#### Problem statement
Reproduce the listing exactly, with no pictures in your copy.
╭─ Dataset extract
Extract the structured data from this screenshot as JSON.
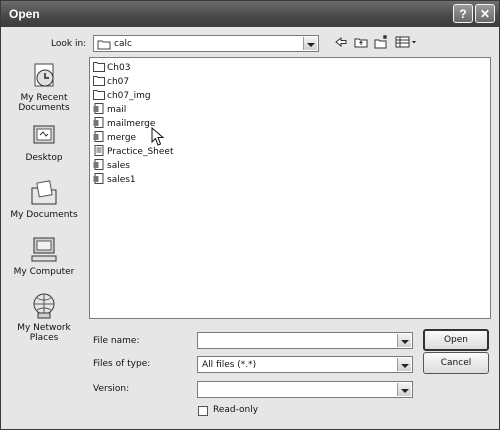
{
  "window": {
    "title": "Open",
    "help_glyph": "?",
    "close_glyph": "✕"
  },
  "lookin": {
    "label": "Look in:",
    "value": "calc"
  },
  "toolbar": {
    "icons": [
      "back-icon",
      "up-folder-icon",
      "new-folder-icon",
      "views-menu-icon"
    ]
  },
  "places": [
    {
      "label": "My Recent Documents",
      "icon": "recent-documents-icon"
    },
    {
      "label": "Desktop",
      "icon": "desktop-icon"
    },
    {
      "label": "My Documents",
      "icon": "my-documents-icon"
    },
    {
      "label": "My Computer",
      "icon": "my-computer-icon"
    },
    {
      "label": "My Network Places",
      "icon": "network-places-icon"
    }
  ],
  "files": [
    {
      "name": "Ch03",
      "kind": "folder"
    },
    {
      "name": "ch07",
      "kind": "folder"
    },
    {
      "name": "ch07_img",
      "kind": "folder"
    },
    {
      "name": "mail",
      "kind": "file"
    },
    {
      "name": "mailmerge",
      "kind": "file"
    },
    {
      "name": "merge",
      "kind": "file"
    },
    {
      "name": "Practice_Sheet",
      "kind": "file"
    },
    {
      "name": "sales",
      "kind": "file"
    },
    {
      "name": "sales1",
      "kind": "file"
    }
  ],
  "form": {
    "filename_label": "File name:",
    "filename_value": "",
    "filetype_label": "Files of type:",
    "filetype_value": "All files (*.*)",
    "version_label": "Version:",
    "version_value": "",
    "readonly_label": "Read-only",
    "readonly_checked": false
  },
  "buttons": {
    "open": "Open",
    "cancel": "Cancel"
  }
}
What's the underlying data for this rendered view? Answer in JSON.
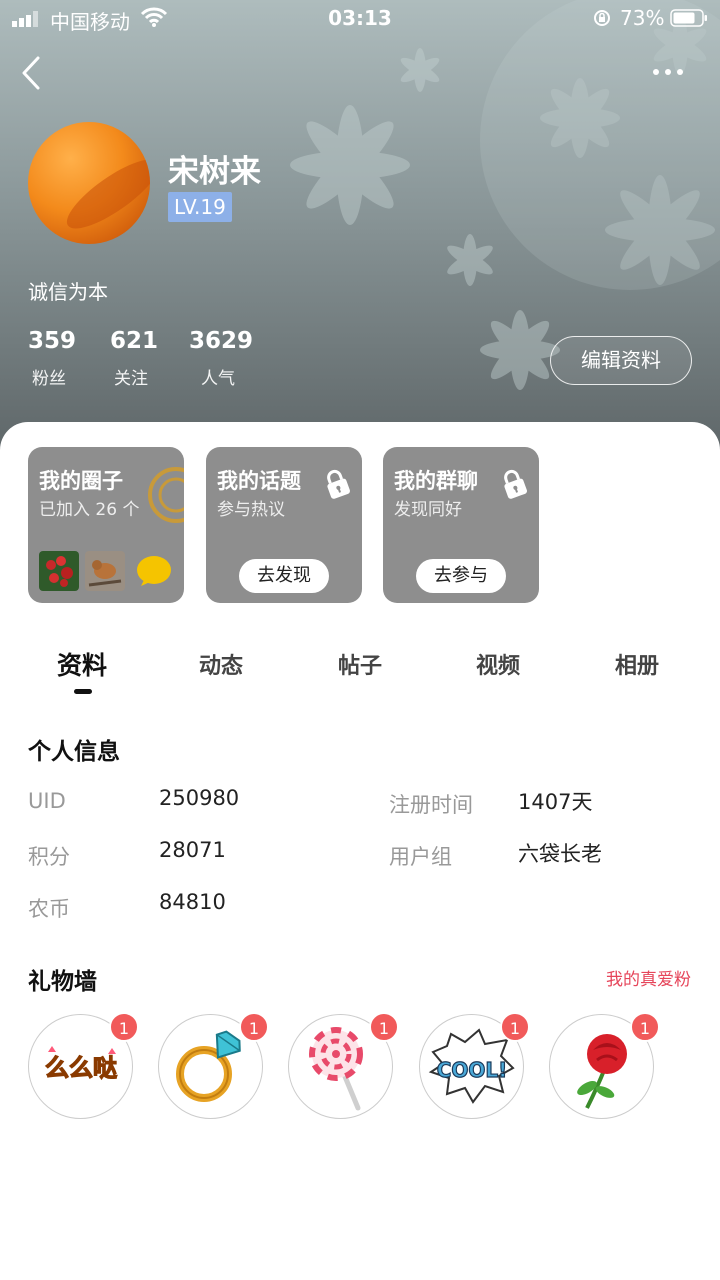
{
  "status_bar": {
    "carrier": "中国移动",
    "time": "03:13",
    "battery": "73%"
  },
  "profile": {
    "name": "宋树来",
    "level": "LV.19",
    "signature": "诚信为本",
    "stats": [
      {
        "value": "359",
        "label": "粉丝"
      },
      {
        "value": "621",
        "label": "关注"
      },
      {
        "value": "3629",
        "label": "人气"
      }
    ],
    "edit_label": "编辑资料"
  },
  "cards": {
    "circle": {
      "title": "我的圈子",
      "subtitle": "已加入 26 个"
    },
    "topic": {
      "title": "我的话题",
      "subtitle": "参与热议",
      "button": "去发现"
    },
    "group": {
      "title": "我的群聊",
      "subtitle": "发现同好",
      "button": "去参与"
    }
  },
  "tabs": [
    "资料",
    "动态",
    "帖子",
    "视频",
    "相册"
  ],
  "personal_info": {
    "title": "个人信息",
    "left": [
      {
        "label": "UID",
        "value": "250980"
      },
      {
        "label": "积分",
        "value": "28071"
      },
      {
        "label": "农币",
        "value": "84810"
      }
    ],
    "right": [
      {
        "label": "注册时间",
        "value": "1407天"
      },
      {
        "label": "用户组",
        "value": "六袋长老"
      }
    ]
  },
  "gift_wall": {
    "title": "礼物墙",
    "link": "我的真爱粉",
    "gifts": [
      {
        "icon": "memeda-text-icon",
        "text": "么么哒",
        "count": "1"
      },
      {
        "icon": "diamond-ring-icon",
        "count": "1"
      },
      {
        "icon": "lollipop-icon",
        "count": "1"
      },
      {
        "icon": "cool-sticker-icon",
        "text": "COOL!",
        "count": "1"
      },
      {
        "icon": "rose-icon",
        "count": "1"
      }
    ]
  }
}
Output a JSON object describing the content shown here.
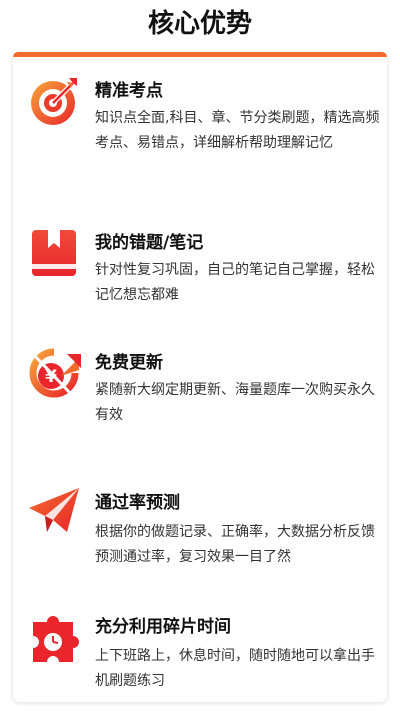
{
  "page": {
    "title": "核心优势"
  },
  "features": [
    {
      "title": "精准考点",
      "desc": "知识点全面,科目、章、节分类刷题，精选高频考点、易错点，详细解析帮助理解记忆",
      "icon": "target-icon"
    },
    {
      "title": "我的错题/笔记",
      "desc": "针对性复习巩固，自己的笔记自己掌握，轻松记忆想忘都难",
      "icon": "book-icon"
    },
    {
      "title": "免费更新",
      "desc": "紧随新大纲定期更新、海量题库一次购买永久有效",
      "icon": "free-update-icon"
    },
    {
      "title": "通过率预测",
      "desc": "根据你的做题记录、正确率，大数据分析反馈预测通过率，复习效果一目了然",
      "icon": "paper-plane-icon"
    },
    {
      "title": "充分利用碎片时间",
      "desc": "上下班路上，休息时间，随时随地可以拿出手机刷题练习",
      "icon": "puzzle-clock-icon"
    }
  ],
  "colors": {
    "accent": "#f26a2c",
    "accent_red": "#e8262b"
  }
}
╰─
#### Complete response
Extract the structured data from this screenshot as JSON.
{
  "window": {
    "title": "Open",
    "help_glyph": "?",
    "close_glyph": "✕"
  },
  "lookin": {
    "label": "Look in:",
    "value": "calc"
  },
  "toolbar": {
    "icons": [
      "back-icon",
      "up-folder-icon",
      "new-folder-icon",
      "views-menu-icon"
    ]
  },
  "places": [
    {
      "label": "My Recent Documents",
      "icon": "recent-documents-icon"
    },
    {
      "label": "Desktop",
      "icon": "desktop-icon"
    },
    {
      "label": "My Documents",
      "icon": "my-documents-icon"
    },
    {
      "label": "My Computer",
      "icon": "my-computer-icon"
    },
    {
      "label": "My Network Places",
      "icon": "network-places-icon"
    }
  ],
  "files": [
    {
      "name": "Ch03",
      "kind": "folder"
    },
    {
      "name": "ch07",
      "kind": "folder"
    },
    {
      "name": "ch07_img",
      "kind": "folder"
    },
    {
      "name": "mail",
      "kind": "file"
    },
    {
      "name": "mailmerge",
      "kind": "file"
    },
    {
      "name": "merge",
      "kind": "file"
    },
    {
      "name": "Practice_Sheet",
      "kind": "file"
    },
    {
      "name": "sales",
      "kind": "file"
    },
    {
      "name": "sales1",
      "kind": "file"
    }
  ],
  "form": {
    "filename_label": "File name:",
    "filename_value": "",
    "filetype_label": "Files of type:",
    "filetype_value": "All files (*.*)",
    "version_label": "Version:",
    "version_value": "",
    "readonly_label": "Read-only",
    "readonly_checked": false
  },
  "buttons": {
    "open": "Open",
    "cancel": "Cancel"
  }
}
What's the underlying data for this rendered view? Answer in JSON.
{
  "status_bar": {
    "carrier": "中国移动",
    "time": "03:13",
    "battery": "73%"
  },
  "profile": {
    "name": "宋树来",
    "level": "LV.19",
    "signature": "诚信为本",
    "stats": [
      {
        "value": "359",
        "label": "粉丝"
      },
      {
        "value": "621",
        "label": "关注"
      },
      {
        "value": "3629",
        "label": "人气"
      }
    ],
    "edit_label": "编辑资料"
  },
  "cards": {
    "circle": {
      "title": "我的圈子",
      "subtitle": "已加入 26 个"
    },
    "topic": {
      "title": "我的话题",
      "subtitle": "参与热议",
      "button": "去发现"
    },
    "group": {
      "title": "我的群聊",
      "subtitle": "发现同好",
      "button": "去参与"
    }
  },
  "tabs": [
    "资料",
    "动态",
    "帖子",
    "视频",
    "相册"
  ],
  "personal_info": {
    "title": "个人信息",
    "left": [
      {
        "label": "UID",
        "value": "250980"
      },
      {
        "label": "积分",
        "value": "28071"
      },
      {
        "label": "农币",
        "value": "84810"
      }
    ],
    "right": [
      {
        "label": "注册时间",
        "value": "1407天"
      },
      {
        "label": "用户组",
        "value": "六袋长老"
      }
    ]
  },
  "gift_wall": {
    "title": "礼物墙",
    "link": "我的真爱粉",
    "gifts": [
      {
        "icon": "memeda-text-icon",
        "text": "么么哒",
        "count": "1"
      },
      {
        "icon": "diamond-ring-icon",
        "count": "1"
      },
      {
        "icon": "lollipop-icon",
        "count": "1"
      },
      {
        "icon": "cool-sticker-icon",
        "text": "COOL!",
        "count": "1"
      },
      {
        "icon": "rose-icon",
        "count": "1"
      }
    ]
  }
}
Output a JSON object describing the content shown here.
{
  "page": {
    "title": "核心优势"
  },
  "features": [
    {
      "title": "精准考点",
      "desc": "知识点全面,科目、章、节分类刷题，精选高频考点、易错点，详细解析帮助理解记忆",
      "icon": "target-icon"
    },
    {
      "title": "我的错题/笔记",
      "desc": "针对性复习巩固，自己的笔记自己掌握，轻松记忆想忘都难",
      "icon": "book-icon"
    },
    {
      "title": "免费更新",
      "desc": "紧随新大纲定期更新、海量题库一次购买永久有效",
      "icon": "free-update-icon"
    },
    {
      "title": "通过率预测",
      "desc": "根据你的做题记录、正确率，大数据分析反馈预测通过率，复习效果一目了然",
      "icon": "paper-plane-icon"
    },
    {
      "title": "充分利用碎片时间",
      "desc": "上下班路上，休息时间，随时随地可以拿出手机刷题练习",
      "icon": "puzzle-clock-icon"
    }
  ],
  "colors": {
    "accent": "#f26a2c",
    "accent_red": "#e8262b"
  }
}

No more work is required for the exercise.